Task requirements - Without altering anything, output the material below.

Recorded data
━━━━━━━━━━━━━━━━
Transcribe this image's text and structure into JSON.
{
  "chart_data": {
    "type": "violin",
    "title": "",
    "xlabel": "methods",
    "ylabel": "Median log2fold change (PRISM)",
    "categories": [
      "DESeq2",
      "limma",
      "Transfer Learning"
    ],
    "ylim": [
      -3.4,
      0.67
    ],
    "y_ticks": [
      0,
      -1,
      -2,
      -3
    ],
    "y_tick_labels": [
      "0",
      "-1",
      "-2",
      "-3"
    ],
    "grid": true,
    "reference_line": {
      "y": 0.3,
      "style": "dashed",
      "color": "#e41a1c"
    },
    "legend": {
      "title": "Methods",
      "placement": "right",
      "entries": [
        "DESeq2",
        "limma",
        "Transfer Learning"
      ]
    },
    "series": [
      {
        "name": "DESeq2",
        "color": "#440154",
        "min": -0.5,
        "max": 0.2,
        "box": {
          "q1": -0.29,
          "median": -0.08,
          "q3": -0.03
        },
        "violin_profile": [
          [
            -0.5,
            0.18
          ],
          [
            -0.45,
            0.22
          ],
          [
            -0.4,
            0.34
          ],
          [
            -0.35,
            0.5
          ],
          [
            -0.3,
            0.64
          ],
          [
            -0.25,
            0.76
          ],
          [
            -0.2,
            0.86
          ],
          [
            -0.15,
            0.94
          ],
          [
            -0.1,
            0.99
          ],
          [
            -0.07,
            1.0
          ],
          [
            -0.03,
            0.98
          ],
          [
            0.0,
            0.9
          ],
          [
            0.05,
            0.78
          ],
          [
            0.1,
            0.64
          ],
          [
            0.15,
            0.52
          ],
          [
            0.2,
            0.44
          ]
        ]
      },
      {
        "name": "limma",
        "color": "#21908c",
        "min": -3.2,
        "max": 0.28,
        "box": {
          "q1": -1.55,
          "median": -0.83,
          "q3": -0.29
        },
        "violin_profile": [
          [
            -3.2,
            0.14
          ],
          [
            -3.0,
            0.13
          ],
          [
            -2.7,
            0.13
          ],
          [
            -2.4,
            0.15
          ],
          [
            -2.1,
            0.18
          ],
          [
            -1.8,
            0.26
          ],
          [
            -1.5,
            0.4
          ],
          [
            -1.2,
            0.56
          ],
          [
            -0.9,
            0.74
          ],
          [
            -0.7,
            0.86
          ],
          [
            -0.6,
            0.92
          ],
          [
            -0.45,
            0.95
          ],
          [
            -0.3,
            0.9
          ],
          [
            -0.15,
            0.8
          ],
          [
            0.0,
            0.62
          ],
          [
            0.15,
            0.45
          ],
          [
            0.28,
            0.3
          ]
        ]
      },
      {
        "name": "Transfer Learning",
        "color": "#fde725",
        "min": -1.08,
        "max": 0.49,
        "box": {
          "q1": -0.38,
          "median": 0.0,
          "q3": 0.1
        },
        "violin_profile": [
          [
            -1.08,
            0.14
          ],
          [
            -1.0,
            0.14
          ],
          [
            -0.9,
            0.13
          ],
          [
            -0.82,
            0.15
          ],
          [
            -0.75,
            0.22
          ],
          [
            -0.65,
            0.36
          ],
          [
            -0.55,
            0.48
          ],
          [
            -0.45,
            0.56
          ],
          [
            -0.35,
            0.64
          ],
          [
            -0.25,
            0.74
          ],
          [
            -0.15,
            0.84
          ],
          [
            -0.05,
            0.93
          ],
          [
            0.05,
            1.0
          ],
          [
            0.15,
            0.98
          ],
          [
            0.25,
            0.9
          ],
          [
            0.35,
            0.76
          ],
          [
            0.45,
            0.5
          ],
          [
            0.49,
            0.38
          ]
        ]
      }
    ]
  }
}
━━━━━━━━━━━━━━━━
Solution to this task -
Transcribe this image's text and structure into JSON.
{
  "chart_data": {
    "type": "violin",
    "title": "",
    "xlabel": "methods",
    "ylabel": "Median log2fold change (PRISM)",
    "categories": [
      "DESeq2",
      "limma",
      "Transfer Learning"
    ],
    "ylim": [
      -3.4,
      0.67
    ],
    "y_ticks": [
      0,
      -1,
      -2,
      -3
    ],
    "y_tick_labels": [
      "0",
      "-1",
      "-2",
      "-3"
    ],
    "grid": true,
    "reference_line": {
      "y": 0.3,
      "style": "dashed",
      "color": "#e41a1c"
    },
    "legend": {
      "title": "Methods",
      "placement": "right",
      "entries": [
        "DESeq2",
        "limma",
        "Transfer Learning"
      ]
    },
    "series": [
      {
        "name": "DESeq2",
        "color": "#440154",
        "min": -0.5,
        "max": 0.2,
        "box": {
          "q1": -0.29,
          "median": -0.08,
          "q3": -0.03
        },
        "violin_profile": [
          [
            -0.5,
            0.18
          ],
          [
            -0.45,
            0.22
          ],
          [
            -0.4,
            0.34
          ],
          [
            -0.35,
            0.5
          ],
          [
            -0.3,
            0.64
          ],
          [
            -0.25,
            0.76
          ],
          [
            -0.2,
            0.86
          ],
          [
            -0.15,
            0.94
          ],
          [
            -0.1,
            0.99
          ],
          [
            -0.07,
            1.0
          ],
          [
            -0.03,
            0.98
          ],
          [
            0.0,
            0.9
          ],
          [
            0.05,
            0.78
          ],
          [
            0.1,
            0.64
          ],
          [
            0.15,
            0.52
          ],
          [
            0.2,
            0.44
          ]
        ]
      },
      {
        "name": "limma",
        "color": "#21908c",
        "min": -3.2,
        "max": 0.28,
        "box": {
          "q1": -1.55,
          "median": -0.83,
          "q3": -0.29
        },
        "violin_profile": [
          [
            -3.2,
            0.14
          ],
          [
            -3.0,
            0.13
          ],
          [
            -2.7,
            0.13
          ],
          [
            -2.4,
            0.15
          ],
          [
            -2.1,
            0.18
          ],
          [
            -1.8,
            0.26
          ],
          [
            -1.5,
            0.4
          ],
          [
            -1.2,
            0.56
          ],
          [
            -0.9,
            0.74
          ],
          [
            -0.7,
            0.86
          ],
          [
            -0.6,
            0.92
          ],
          [
            -0.45,
            0.95
          ],
          [
            -0.3,
            0.9
          ],
          [
            -0.15,
            0.8
          ],
          [
            0.0,
            0.62
          ],
          [
            0.15,
            0.45
          ],
          [
            0.28,
            0.3
          ]
        ]
      },
      {
        "name": "Transfer Learning",
        "color": "#fde725",
        "min": -1.08,
        "max": 0.49,
        "box": {
          "q1": -0.38,
          "median": 0.0,
          "q3": 0.1
        },
        "violin_profile": [
          [
            -1.08,
            0.14
          ],
          [
            -1.0,
            0.14
          ],
          [
            -0.9,
            0.13
          ],
          [
            -0.82,
            0.15
          ],
          [
            -0.75,
            0.22
          ],
          [
            -0.65,
            0.36
          ],
          [
            -0.55,
            0.48
          ],
          [
            -0.45,
            0.56
          ],
          [
            -0.35,
            0.64
          ],
          [
            -0.25,
            0.74
          ],
          [
            -0.15,
            0.84
          ],
          [
            -0.05,
            0.93
          ],
          [
            0.05,
            1.0
          ],
          [
            0.15,
            0.98
          ],
          [
            0.25,
            0.9
          ],
          [
            0.35,
            0.76
          ],
          [
            0.45,
            0.5
          ],
          [
            0.49,
            0.38
          ]
        ]
      }
    ]
  }
}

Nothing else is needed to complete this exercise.